» **EXERCISE TASK**: Determine how many lines of the records below contain the string "Angeles", and state only that number.

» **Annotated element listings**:
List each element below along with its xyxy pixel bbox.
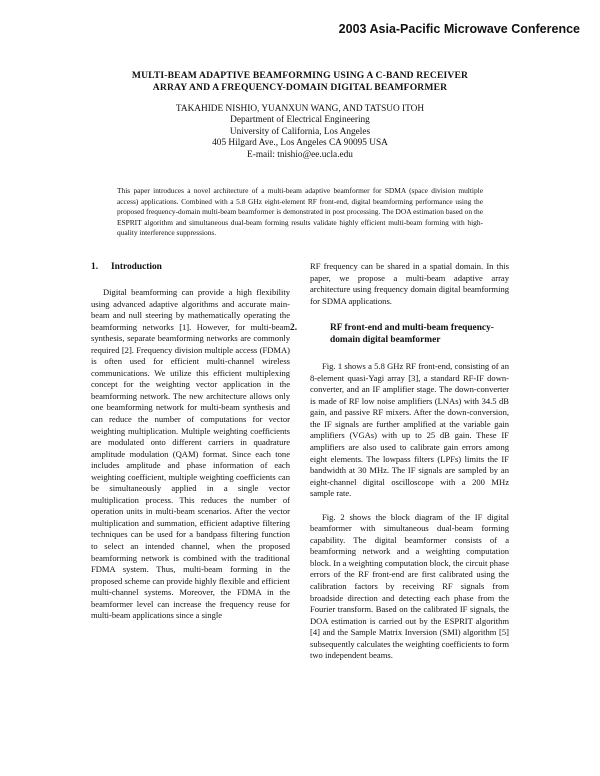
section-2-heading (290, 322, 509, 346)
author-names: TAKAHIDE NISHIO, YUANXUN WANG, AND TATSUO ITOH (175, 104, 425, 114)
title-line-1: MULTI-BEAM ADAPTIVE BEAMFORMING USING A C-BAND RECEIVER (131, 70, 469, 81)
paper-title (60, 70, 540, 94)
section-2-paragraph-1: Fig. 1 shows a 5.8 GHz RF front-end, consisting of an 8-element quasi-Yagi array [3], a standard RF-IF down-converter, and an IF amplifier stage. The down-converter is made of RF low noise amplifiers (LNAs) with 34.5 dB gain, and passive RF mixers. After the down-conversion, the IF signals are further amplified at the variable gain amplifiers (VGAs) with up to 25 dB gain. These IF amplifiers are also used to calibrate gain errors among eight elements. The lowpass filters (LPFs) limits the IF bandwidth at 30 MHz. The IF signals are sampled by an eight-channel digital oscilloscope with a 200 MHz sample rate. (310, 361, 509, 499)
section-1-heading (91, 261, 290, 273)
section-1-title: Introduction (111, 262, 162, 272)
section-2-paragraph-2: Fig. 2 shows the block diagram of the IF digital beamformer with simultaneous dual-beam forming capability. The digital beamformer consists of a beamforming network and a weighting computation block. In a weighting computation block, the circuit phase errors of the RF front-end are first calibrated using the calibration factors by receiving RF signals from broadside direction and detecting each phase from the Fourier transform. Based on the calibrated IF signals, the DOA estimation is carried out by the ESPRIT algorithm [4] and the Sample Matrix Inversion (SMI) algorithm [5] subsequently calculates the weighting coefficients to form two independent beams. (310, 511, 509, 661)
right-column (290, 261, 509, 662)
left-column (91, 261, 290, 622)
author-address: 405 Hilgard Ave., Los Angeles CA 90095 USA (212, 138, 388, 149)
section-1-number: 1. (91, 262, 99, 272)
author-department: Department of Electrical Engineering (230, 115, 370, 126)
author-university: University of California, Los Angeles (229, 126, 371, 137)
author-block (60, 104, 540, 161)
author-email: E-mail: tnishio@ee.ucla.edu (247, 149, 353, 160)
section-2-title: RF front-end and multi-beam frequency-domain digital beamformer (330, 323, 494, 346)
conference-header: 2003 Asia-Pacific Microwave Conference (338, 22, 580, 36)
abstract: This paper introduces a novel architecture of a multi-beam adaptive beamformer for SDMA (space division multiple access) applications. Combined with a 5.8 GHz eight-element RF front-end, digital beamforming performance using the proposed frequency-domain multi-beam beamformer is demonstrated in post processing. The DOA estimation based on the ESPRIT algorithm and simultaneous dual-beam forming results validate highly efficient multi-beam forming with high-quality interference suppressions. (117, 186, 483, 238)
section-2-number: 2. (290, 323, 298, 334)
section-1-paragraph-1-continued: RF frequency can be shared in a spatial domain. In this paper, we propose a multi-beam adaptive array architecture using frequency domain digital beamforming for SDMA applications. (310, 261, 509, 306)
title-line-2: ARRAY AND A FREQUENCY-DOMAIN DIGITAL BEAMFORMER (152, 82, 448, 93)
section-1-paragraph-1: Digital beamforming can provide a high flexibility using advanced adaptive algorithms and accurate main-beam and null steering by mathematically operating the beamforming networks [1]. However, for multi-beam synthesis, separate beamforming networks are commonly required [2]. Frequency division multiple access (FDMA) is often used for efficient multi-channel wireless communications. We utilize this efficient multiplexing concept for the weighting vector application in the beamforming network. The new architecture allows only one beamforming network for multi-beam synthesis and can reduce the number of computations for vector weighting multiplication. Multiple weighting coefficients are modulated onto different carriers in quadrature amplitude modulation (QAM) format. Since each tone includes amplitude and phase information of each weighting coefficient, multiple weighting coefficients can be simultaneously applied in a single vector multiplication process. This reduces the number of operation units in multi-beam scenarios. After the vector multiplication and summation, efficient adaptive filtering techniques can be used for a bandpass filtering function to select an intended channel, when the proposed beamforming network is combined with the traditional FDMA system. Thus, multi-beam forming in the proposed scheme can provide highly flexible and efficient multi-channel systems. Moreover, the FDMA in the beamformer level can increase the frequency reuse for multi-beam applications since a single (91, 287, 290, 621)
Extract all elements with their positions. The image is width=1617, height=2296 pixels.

» **SOLUTION TO THE PROBLEM**: 2